## REQUIRED WORK
Rewrite the data from its first line through the line containing "y-tick-label: 0.0 (57, 237, 92, 285)", swapping every "data-point" for "marker" and leaving everything else unchanged.

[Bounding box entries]
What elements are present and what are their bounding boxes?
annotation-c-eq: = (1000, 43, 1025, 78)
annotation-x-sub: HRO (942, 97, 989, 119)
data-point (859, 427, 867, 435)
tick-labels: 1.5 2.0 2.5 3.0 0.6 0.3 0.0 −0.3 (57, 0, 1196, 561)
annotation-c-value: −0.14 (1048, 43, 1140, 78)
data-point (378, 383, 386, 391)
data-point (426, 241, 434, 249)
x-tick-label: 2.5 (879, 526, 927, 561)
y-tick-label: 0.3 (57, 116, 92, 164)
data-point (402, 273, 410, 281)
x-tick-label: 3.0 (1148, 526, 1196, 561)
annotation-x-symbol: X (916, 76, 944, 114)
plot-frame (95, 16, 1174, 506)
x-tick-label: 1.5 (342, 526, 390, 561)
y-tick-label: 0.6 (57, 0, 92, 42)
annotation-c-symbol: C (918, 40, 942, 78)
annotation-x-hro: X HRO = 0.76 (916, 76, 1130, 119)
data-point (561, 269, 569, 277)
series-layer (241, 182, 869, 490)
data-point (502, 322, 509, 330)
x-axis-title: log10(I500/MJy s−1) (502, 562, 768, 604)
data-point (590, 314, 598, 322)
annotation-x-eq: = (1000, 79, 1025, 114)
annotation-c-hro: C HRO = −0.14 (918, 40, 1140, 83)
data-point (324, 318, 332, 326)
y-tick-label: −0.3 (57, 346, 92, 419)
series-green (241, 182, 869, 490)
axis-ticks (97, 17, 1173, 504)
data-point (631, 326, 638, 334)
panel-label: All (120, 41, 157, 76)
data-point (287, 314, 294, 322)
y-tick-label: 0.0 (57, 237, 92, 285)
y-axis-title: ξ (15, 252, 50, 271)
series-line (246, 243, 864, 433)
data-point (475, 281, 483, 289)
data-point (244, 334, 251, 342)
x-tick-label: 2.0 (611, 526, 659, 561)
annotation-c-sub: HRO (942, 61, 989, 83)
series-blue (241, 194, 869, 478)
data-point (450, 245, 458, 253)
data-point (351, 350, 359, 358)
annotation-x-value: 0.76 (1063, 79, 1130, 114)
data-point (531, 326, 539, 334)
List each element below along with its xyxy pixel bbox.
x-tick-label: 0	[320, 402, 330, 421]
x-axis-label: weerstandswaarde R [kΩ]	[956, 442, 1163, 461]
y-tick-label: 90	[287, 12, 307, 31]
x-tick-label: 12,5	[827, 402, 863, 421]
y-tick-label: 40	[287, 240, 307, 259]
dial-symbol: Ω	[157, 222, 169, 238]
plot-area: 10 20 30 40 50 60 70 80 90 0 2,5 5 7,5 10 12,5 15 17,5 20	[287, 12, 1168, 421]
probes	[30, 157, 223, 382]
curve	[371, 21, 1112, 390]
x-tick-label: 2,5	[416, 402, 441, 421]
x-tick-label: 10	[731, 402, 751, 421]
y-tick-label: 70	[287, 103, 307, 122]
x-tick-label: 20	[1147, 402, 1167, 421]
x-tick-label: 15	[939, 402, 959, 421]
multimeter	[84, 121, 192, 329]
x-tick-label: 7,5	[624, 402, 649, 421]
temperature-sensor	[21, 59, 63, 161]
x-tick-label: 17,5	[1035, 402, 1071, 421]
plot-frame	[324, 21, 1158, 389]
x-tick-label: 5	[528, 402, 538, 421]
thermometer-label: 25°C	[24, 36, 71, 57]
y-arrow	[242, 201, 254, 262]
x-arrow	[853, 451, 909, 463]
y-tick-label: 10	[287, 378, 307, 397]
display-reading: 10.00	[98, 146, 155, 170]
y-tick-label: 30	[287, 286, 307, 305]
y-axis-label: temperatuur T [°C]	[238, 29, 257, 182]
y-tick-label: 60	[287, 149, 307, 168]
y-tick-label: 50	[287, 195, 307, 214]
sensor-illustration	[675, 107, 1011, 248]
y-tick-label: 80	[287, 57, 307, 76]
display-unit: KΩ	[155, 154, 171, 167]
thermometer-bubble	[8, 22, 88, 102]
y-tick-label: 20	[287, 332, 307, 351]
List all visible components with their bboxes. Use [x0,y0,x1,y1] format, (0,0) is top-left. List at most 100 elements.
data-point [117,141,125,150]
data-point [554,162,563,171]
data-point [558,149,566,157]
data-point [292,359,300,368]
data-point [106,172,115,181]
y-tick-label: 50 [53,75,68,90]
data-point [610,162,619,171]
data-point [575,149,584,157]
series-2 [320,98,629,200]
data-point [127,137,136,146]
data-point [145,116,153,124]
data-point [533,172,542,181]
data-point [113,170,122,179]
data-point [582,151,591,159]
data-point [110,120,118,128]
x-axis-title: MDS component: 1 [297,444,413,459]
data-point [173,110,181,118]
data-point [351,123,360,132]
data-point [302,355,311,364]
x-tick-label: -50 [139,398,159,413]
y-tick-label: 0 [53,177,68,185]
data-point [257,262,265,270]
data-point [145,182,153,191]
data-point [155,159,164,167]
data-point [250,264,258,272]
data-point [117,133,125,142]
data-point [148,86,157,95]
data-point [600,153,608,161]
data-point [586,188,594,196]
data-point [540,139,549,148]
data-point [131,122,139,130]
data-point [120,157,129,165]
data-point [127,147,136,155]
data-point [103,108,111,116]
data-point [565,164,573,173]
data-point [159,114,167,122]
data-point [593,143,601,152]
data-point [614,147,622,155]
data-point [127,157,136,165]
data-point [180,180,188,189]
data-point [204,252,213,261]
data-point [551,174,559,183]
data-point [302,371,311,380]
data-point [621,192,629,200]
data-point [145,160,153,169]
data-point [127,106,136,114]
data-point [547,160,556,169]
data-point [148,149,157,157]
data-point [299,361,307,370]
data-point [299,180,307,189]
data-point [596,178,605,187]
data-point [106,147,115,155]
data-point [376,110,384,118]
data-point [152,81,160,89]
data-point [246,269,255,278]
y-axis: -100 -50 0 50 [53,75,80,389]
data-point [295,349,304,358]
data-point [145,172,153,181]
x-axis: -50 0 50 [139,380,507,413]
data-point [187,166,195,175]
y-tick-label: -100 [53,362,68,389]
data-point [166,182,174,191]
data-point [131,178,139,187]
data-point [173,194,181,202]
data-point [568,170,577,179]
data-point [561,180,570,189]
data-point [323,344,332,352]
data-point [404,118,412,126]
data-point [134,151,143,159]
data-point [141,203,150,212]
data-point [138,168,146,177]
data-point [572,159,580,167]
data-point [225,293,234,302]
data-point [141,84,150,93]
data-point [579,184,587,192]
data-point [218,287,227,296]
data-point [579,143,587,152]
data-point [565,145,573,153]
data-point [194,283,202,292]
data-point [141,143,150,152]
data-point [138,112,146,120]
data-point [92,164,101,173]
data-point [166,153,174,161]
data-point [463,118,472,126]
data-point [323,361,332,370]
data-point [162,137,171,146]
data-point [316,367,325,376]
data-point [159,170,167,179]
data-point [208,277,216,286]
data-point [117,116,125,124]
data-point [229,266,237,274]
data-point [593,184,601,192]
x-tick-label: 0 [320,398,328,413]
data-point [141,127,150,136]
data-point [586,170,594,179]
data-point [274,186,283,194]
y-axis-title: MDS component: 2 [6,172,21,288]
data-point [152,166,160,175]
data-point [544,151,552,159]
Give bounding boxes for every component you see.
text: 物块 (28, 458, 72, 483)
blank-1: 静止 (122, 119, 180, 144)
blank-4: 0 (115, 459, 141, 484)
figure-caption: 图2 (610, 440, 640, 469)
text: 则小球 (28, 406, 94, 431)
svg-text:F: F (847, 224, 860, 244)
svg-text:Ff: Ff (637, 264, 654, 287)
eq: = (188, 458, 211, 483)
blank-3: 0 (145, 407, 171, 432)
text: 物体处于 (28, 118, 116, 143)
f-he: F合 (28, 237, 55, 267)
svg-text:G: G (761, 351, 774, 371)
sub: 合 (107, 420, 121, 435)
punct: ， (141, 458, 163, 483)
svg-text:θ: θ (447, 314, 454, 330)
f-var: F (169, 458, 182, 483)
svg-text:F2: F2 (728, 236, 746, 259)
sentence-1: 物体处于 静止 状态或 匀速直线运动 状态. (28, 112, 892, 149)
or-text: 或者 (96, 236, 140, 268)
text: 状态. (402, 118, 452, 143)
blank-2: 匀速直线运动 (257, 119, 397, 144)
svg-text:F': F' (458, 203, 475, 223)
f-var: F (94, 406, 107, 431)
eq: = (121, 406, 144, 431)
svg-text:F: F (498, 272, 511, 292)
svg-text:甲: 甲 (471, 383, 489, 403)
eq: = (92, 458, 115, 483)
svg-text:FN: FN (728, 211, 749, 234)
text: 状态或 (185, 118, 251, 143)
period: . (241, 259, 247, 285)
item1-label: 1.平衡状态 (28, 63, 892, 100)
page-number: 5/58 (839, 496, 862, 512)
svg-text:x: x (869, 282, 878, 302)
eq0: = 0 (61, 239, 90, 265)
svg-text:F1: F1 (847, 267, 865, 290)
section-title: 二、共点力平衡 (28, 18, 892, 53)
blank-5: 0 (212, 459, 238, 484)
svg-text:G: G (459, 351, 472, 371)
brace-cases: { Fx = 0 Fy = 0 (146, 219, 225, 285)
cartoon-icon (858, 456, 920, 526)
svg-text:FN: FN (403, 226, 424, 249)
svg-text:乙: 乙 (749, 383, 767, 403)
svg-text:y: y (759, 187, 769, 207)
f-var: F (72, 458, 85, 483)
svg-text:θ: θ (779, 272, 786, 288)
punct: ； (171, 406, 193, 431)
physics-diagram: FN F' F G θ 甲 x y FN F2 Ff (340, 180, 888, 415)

## OUTPUT FOR THIS TASK
What elements are present and what are their bounding boxes?
annotation-c-eq: = (1000, 43, 1025, 78)
annotation-x-sub: HRO (942, 97, 989, 119)
marker (859, 427, 867, 435)
tick-labels: 1.5 2.0 2.5 3.0 0.6 0.3 0.0 −0.3 (57, 0, 1196, 561)
annotation-c-value: −0.14 (1048, 43, 1140, 78)
marker (378, 383, 386, 391)
marker (426, 241, 434, 249)
x-tick-label: 2.5 (879, 526, 927, 561)
y-tick-label: 0.3 (57, 116, 92, 164)
marker (402, 273, 410, 281)
x-tick-label: 3.0 (1148, 526, 1196, 561)
annotation-x-symbol: X (916, 76, 944, 114)
plot-frame (95, 16, 1174, 506)
x-tick-label: 1.5 (342, 526, 390, 561)
y-tick-label: 0.6 (57, 0, 92, 42)
annotation-c-symbol: C (918, 40, 942, 78)
annotation-x-hro: X HRO = 0.76 (916, 76, 1130, 119)
marker (561, 269, 569, 277)
series-layer (241, 182, 869, 490)
marker (502, 322, 509, 330)
x-axis-title: log10(I500/MJy s−1) (502, 562, 768, 604)
marker (590, 314, 598, 322)
annotation-x-eq: = (1000, 79, 1025, 114)
annotation-c-hro: C HRO = −0.14 (918, 40, 1140, 83)
marker (324, 318, 332, 326)
y-tick-label: −0.3 (57, 346, 92, 419)
series-green (241, 182, 869, 490)
axis-ticks (97, 17, 1173, 504)
marker (631, 326, 638, 334)
panel-label: All (120, 41, 157, 76)
marker (287, 314, 294, 322)
y-tick-label: 0.0 (57, 237, 92, 285)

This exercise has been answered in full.